THE PROBLEM
Return the listing below unchanged, minus its pictures.

========

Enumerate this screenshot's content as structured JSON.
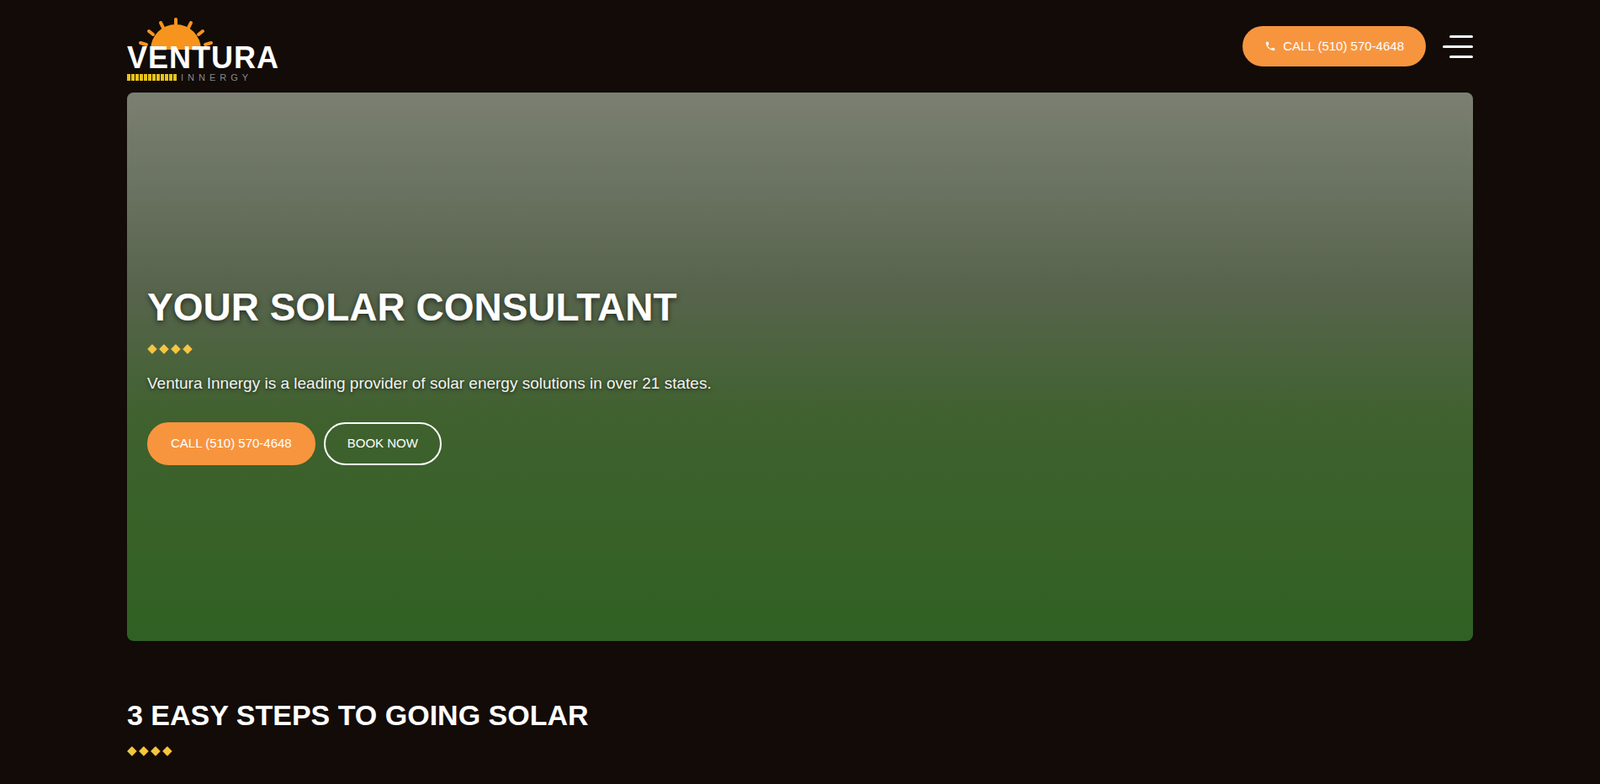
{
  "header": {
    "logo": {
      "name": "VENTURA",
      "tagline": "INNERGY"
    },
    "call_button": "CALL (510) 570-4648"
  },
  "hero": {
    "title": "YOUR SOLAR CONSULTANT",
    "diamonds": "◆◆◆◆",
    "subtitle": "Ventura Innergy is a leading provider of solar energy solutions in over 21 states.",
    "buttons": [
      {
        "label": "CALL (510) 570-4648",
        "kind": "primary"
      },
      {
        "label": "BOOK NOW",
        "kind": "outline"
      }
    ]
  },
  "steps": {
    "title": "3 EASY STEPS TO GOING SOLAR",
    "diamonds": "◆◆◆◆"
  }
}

========

TASK OUTPUT
Enumerate this screenshot's content as structured JSON.
{
  "header": {
    "logo": {
      "name": "VENTURA",
      "tagline": "INNERGY"
    },
    "call_button": "CALL (510) 570-4648"
  },
  "hero": {
    "title": "YOUR SOLAR CONSULTANT",
    "diamonds": "◆◆◆◆",
    "subtitle": "Ventura Innergy is a leading provider of solar energy solutions in over 21 states.",
    "buttons": [
      {
        "label": "CALL (510) 570-4648",
        "kind": "primary"
      },
      {
        "label": "BOOK NOW",
        "kind": "outline"
      }
    ]
  },
  "steps": {
    "title": "3 EASY STEPS TO GOING SOLAR",
    "diamonds": "◆◆◆◆"
  }
}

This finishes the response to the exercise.